Description of the task: Return all lines below containing the word "egységrakományon".

Extracted records:
— Start —

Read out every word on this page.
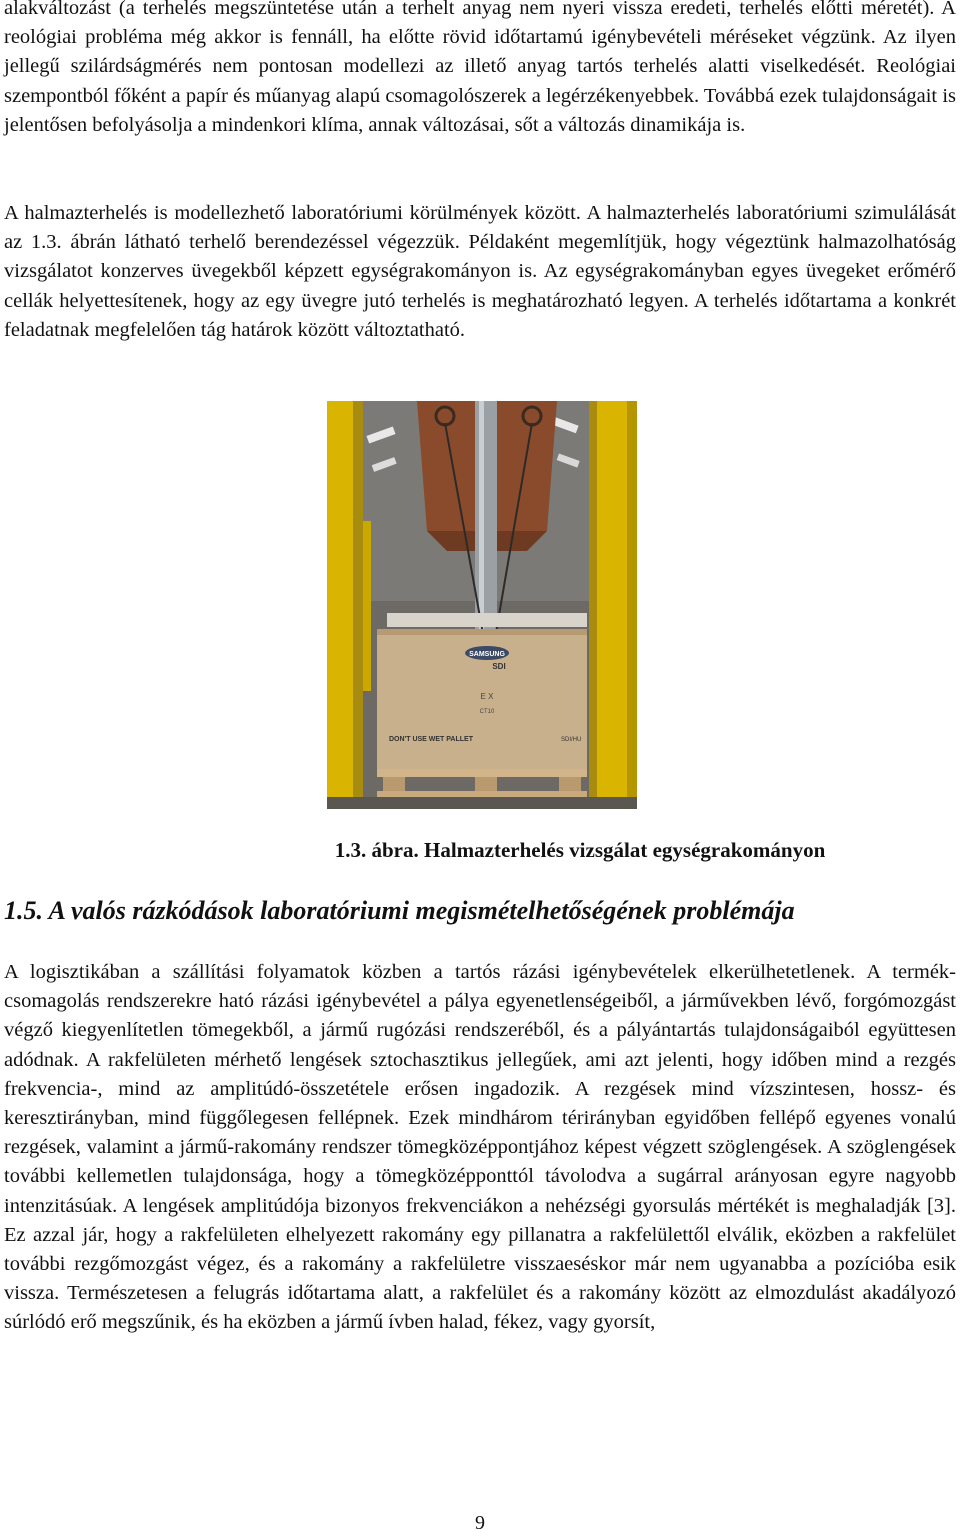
alakváltozást (a terhelés megszüntetése után a terhelt anyag nem nyeri vissza eredeti, terhelés előtti méretét). A reológiai probléma még akkor is fennáll, ha előtte rövid időtartamú igénybevételi méréseket végzünk. Az ilyen jellegű szilárdságmérés nem pontosan modellezi az illető anyag tartós terhelés alatti viselkedését. Reológiai szempontból főként a papír és műanyag alapú csomagolószerek a legérzékenyebbek. Továbbá ezek tulajdonságait is jelentősen befolyásolja a mindenkori klíma, annak változásai, sőt a változás dinamikája is.

A halmazterhelés is modellezhető laboratóriumi körülmények között. A halmazterhelés laboratóriumi szimulálását az 1.3. ábrán látható terhelő berendezéssel végezzük. Példaként megemlítjük, hogy végeztünk halmazolhatóság vizsgálatot konzerves üvegekből képzett egységrakományon is. Az egységrakományban egyes üvegeket erőmérő cellák helyettesítenek, hogy az egy üvegre jutó terhelés is meghatározható legyen. A terhelés időtartama a konkrét feladatnak megfelelően tág határok között változtatható.

SAMSUNG
SDI
E X
CT10
DON'T USE WET PALLET	SDI/HU
1.3. ábra. Halmazterhelés vizsgálat egységrakományon
1.5. A valós rázkódások laboratóriumi megismételhetőségének problémája

A logisztikában a szállítási folyamatok közben a tartós rázási igénybevételek elkerülhetetlenek. A termék-csomagolás rendszerekre ható rázási igénybevétel a pálya egyenetlenségeiből, a járművekben lévő, forgómozgást végző kiegyenlítetlen tömegekből, a jármű rugózási rendszeréből, és a pályántartás tulajdonságaiból együttesen adódnak. A rakfelületen mérhető lengések sztochasztikus jellegűek, ami azt jelenti, hogy időben mind a rezgés frekvencia-, mind az amplitúdó-összetétele erősen ingadozik. A rezgések mind vízszintesen, hossz- és keresztirányban, mind függőlegesen fellépnek. Ezek mindhárom térirányban egyidőben fellépő egyenes vonalú rezgések, valamint a jármű-rakomány rendszer tömegközéppontjához képest végzett szöglengések. A szöglengések további kellemetlen tulajdonsága, hogy a tömegközépponttól távolodva a sugárral arányosan egyre nagyobb intenzitásúak. A lengések amplitúdója bizonyos frekvenciákon a nehézségi gyorsulás mértékét is meghaladják [3]. Ez azzal jár, hogy a rakfelületen elhelyezett rakomány egy pillanatra a rakfelülettől elválik, eközben a rakfelület további rezgőmozgást végez, és a rakomány a rakfelületre visszaeséskor már nem ugyanabba a pozícióba esik vissza. Természetesen a felugrás időtartama alatt, a rakfelület és a rakomány között az elmozdulást akadályozó súrlódó erő megszűnik, és ha eközben a jármű ívben halad, fékez, vagy gyorsít,

9
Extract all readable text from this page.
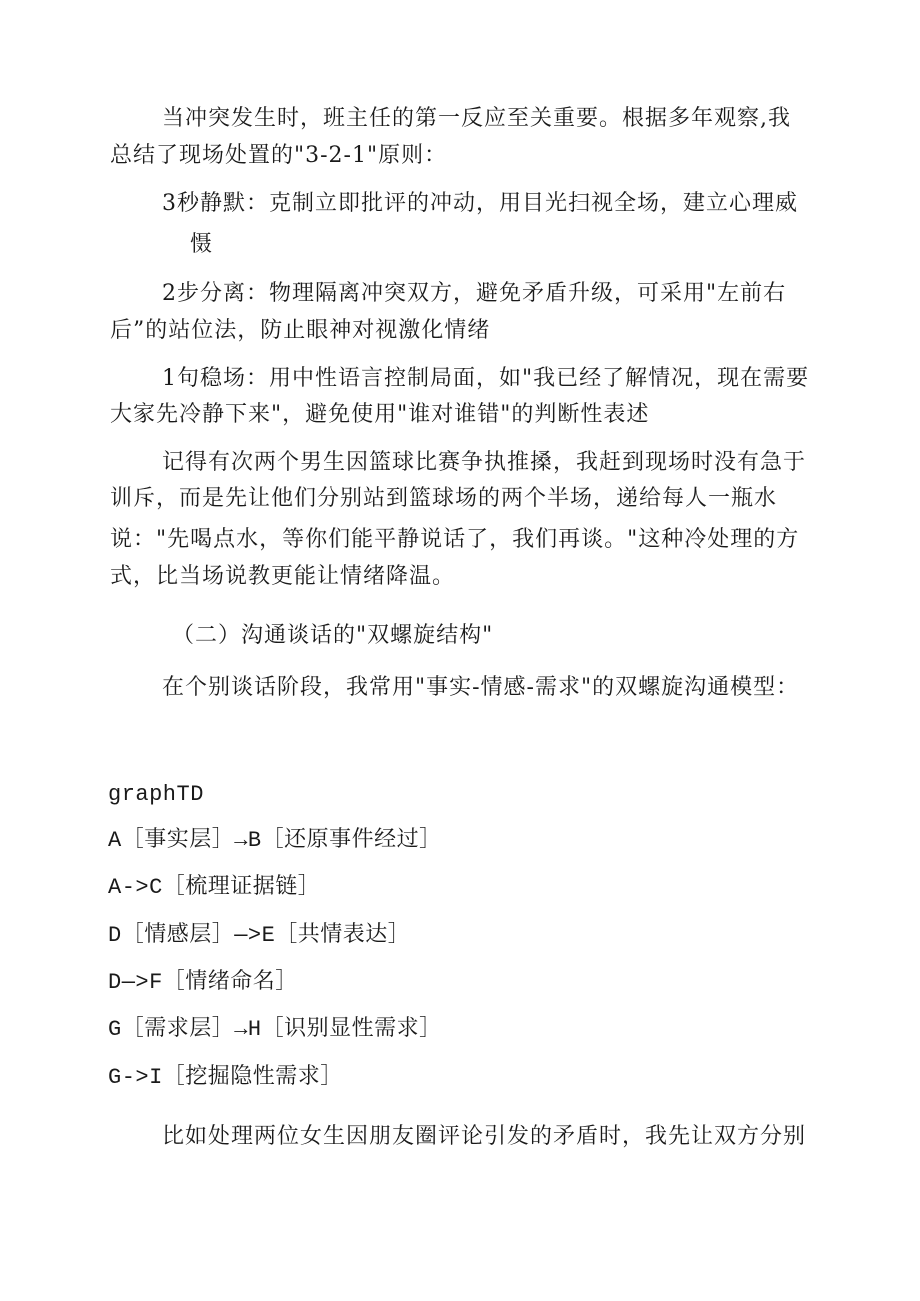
当冲突发生时，班主任的第一反应至关重要。根据多年观察,我
总结了现场处置的"3-2-1"原则：
3秒静默：克制立即批评的冲动，用目光扫视全场，建立心理威
慑
2步分离：物理隔离冲突双方，避免矛盾升级，可采用"左前右
后”的站位法，防止眼神对视激化情绪
1句稳场：用中性语言控制局面，如"我已经了解情况，现在需要
大家先冷静下来"，避免使用"谁对谁错"的判断性表述
记得有次两个男生因篮球比赛争执推搡，我赶到现场时没有急于
训斥，而是先让他们分别站到篮球场的两个半场，递给每人一瓶水
说："先喝点水，等你们能平静说话了，我们再谈。"这种冷处理的方
式，比当场说教更能让情绪降温。
（二）沟通谈话的"双螺旋结构"
在个别谈话阶段，我常用"事实-情感-需求"的双螺旋沟通模型：
graphTD
A［事实层］→B［还原事件经过］
A->C［梳理证据链］
D［情感层］—>E［共情表达］
D—>F［情绪命名］
G［需求层］→H［识别显性需求］
G->I［挖掘隐性需求］
比如处理两位女生因朋友圈评论引发的矛盾时，我先让双方分别
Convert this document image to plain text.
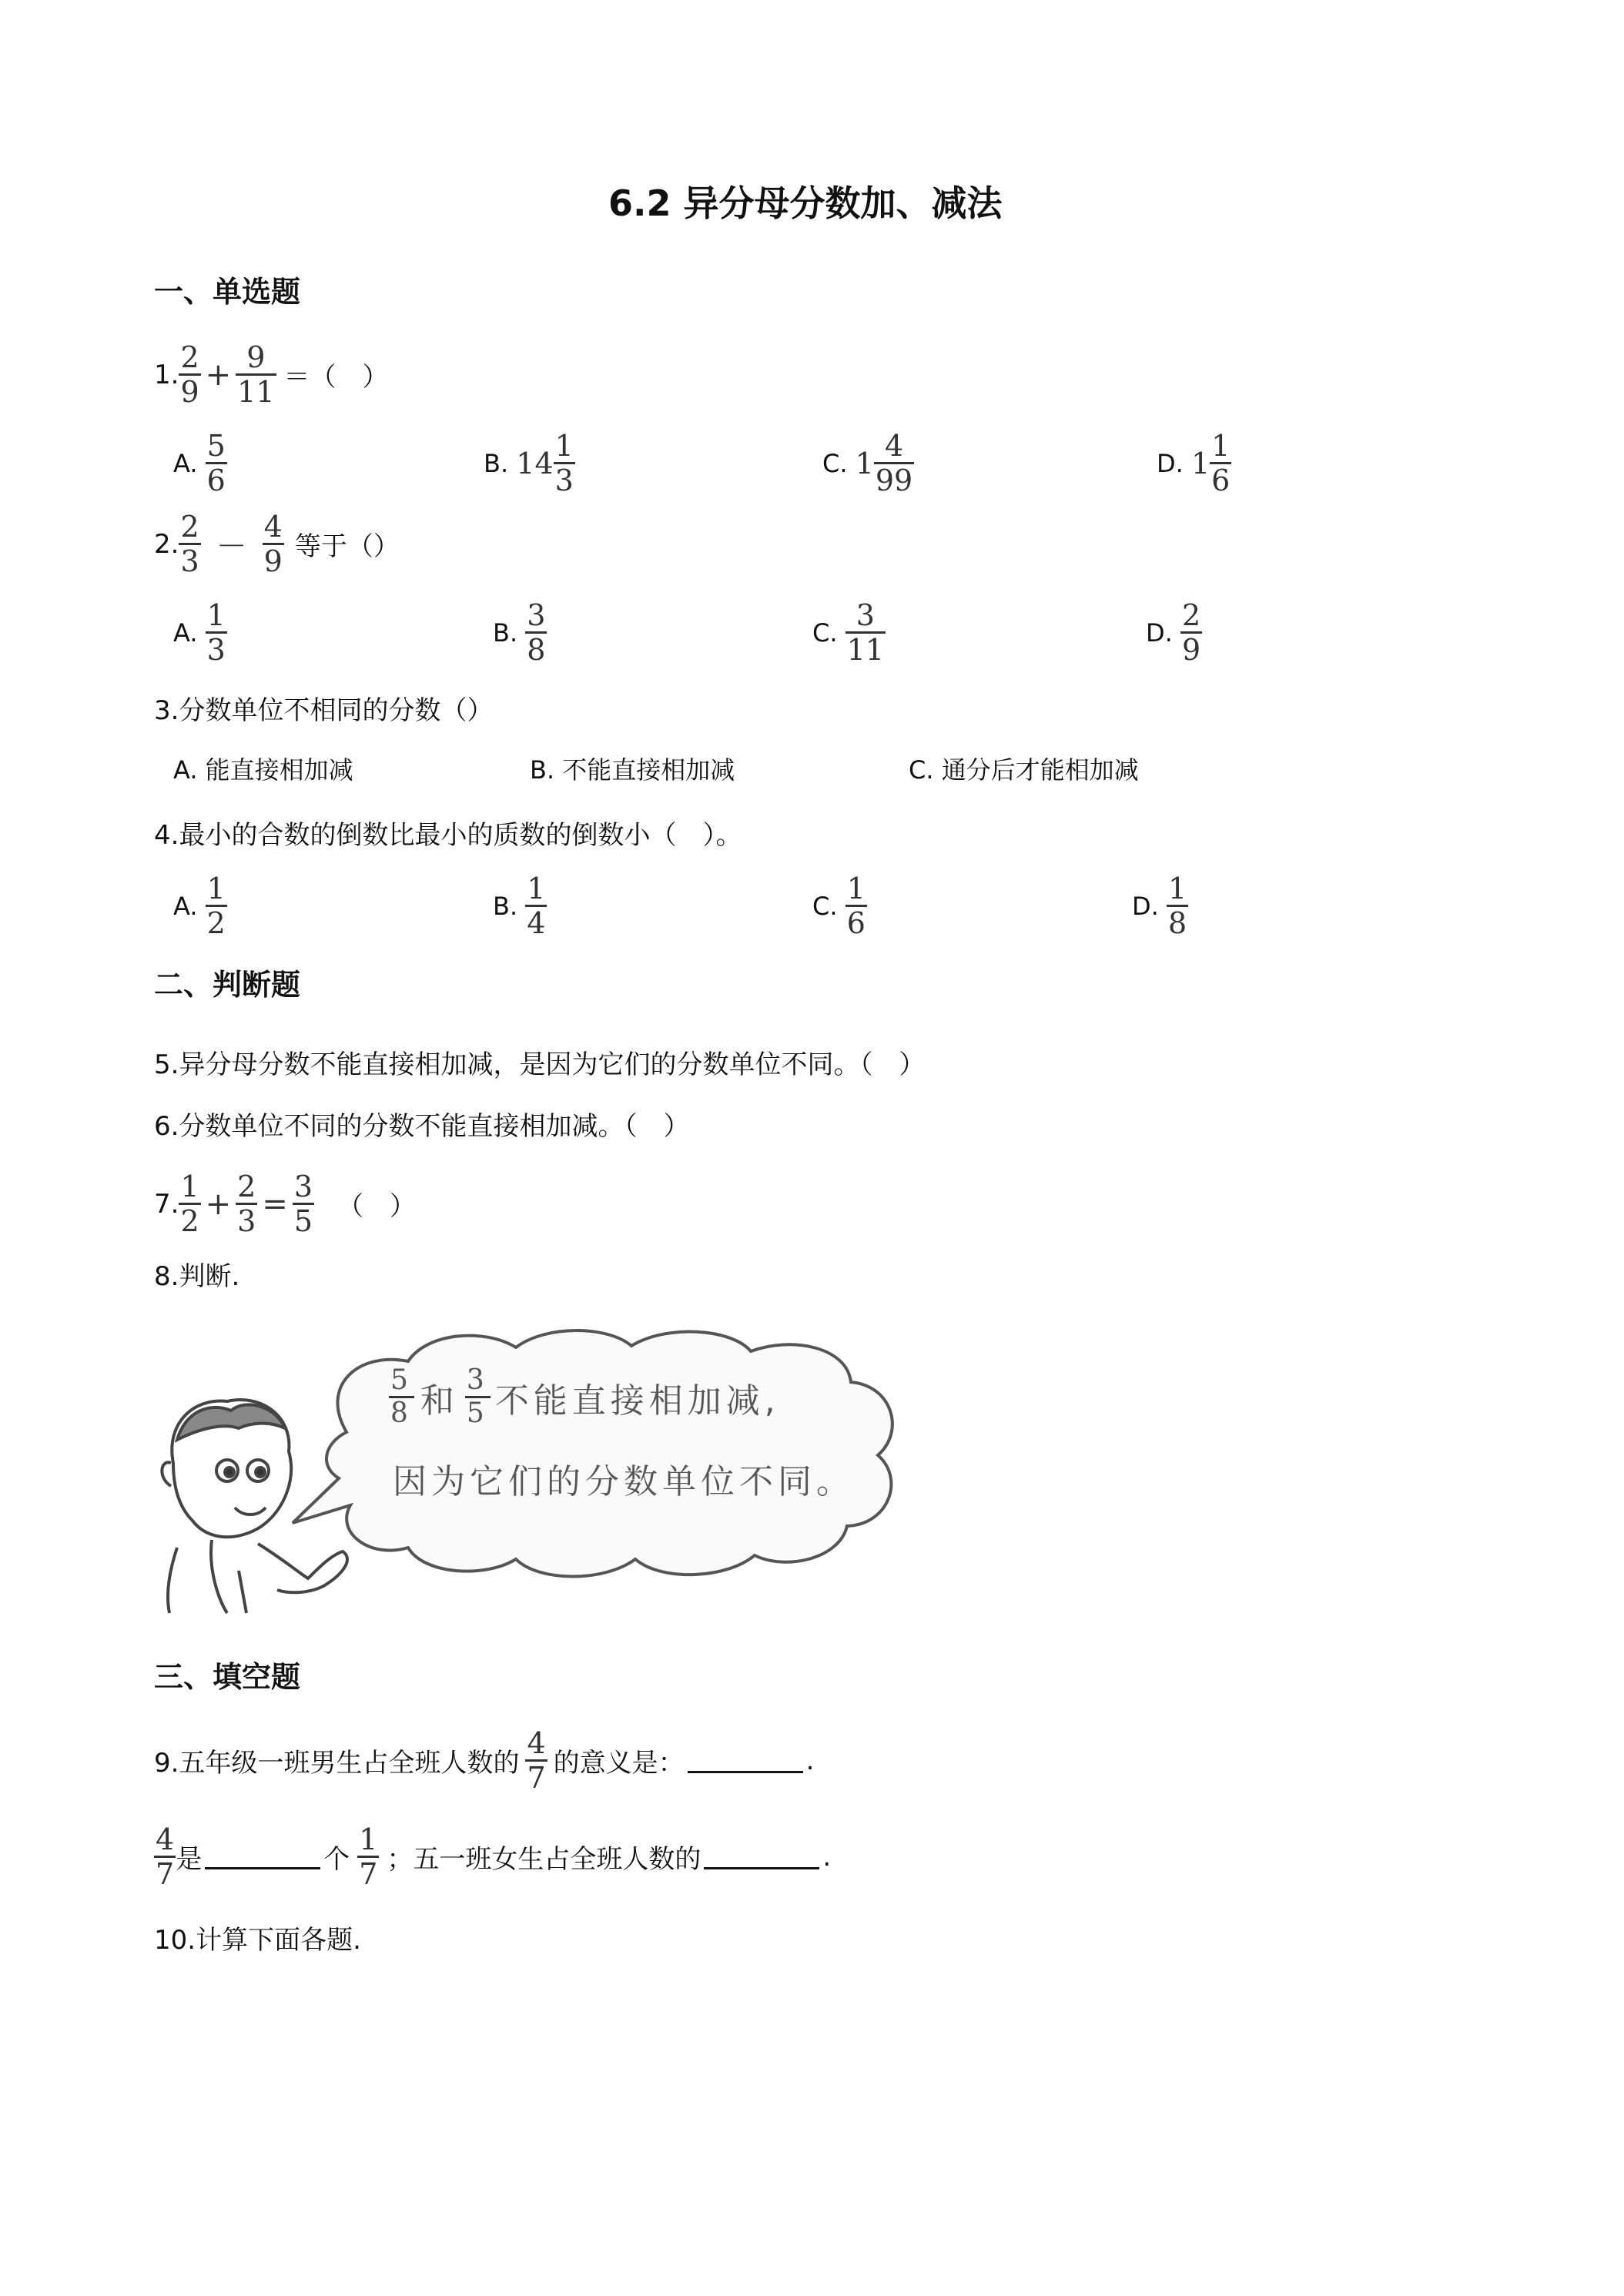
6.2 异分母分数加、减法
一、单选题
1. $\frac{2}{9} + \frac{9}{11}$ ＝（　）
A.
$\frac{5}{6}$	B.
$14 \frac{1}{3}$	C.
$1 \frac{4}{99}$	D.
$1 \frac{1}{6}$
2. $\frac{2}{3} - \frac{4}{9}$ 等于（）
A.
$\frac{1}{3}$	B.
$\frac{3}{8}$	C.
$\frac{3}{11}$	D.
$\frac{2}{9}$
3.分数单位不相同的分数（）
A. 能直接相加减	B. 不能直接相加减	C. 通分后才能相加减
4.最小的合数的倒数比最小的质数的倒数小（　）。
A.
$\frac{1}{2}$	B.
$\frac{1}{4}$	C.
$\frac{1}{6}$	D.
$\frac{1}{8}$
二、判断题
5.异分母分数不能直接相加减，是因为它们的分数单位不同。（　）
6.分数单位不同的分数不能直接相加减。（　）
7. $\frac{1}{2} + \frac{2}{3} = \frac{3}{5}$ （　）
8.判断.
$\frac{5}{8}$ 和 $\frac{3}{5}$ 不能直接相加减,
因为它们的分数单位不同。
三、填空题
9.五年级一班男生占全班人数的 $\frac{4}{7}$ 的意义是：	.
$\frac{4}{7}$ 是	个 $\frac{1}{7}$ ；五一班女生占全班人数的	.
10.计算下面各题.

— End —

Result of the exercise:
A halmazterhelés is modellezhető laboratóriumi körülmények között. A halmazterhelés laboratóriumi szimulálását az 1.3. ábrán látható terhelő berendezéssel végezzük. Példaként megemlítjük, hogy végeztünk halmazolhatóság vizsgálatot konzerves üvegekből képzett egységrakományon is. Az egységrakományban egyes üvegeket erőmérő cellák helyettesítenek, hogy az egy üvegre jutó terhelés is meghatározható legyen. A terhelés időtartama a konkrét feladatnak megfelelően tág határok között változtatható.
1.3. ábra. Halmazterhelés vizsgálat egységrakományon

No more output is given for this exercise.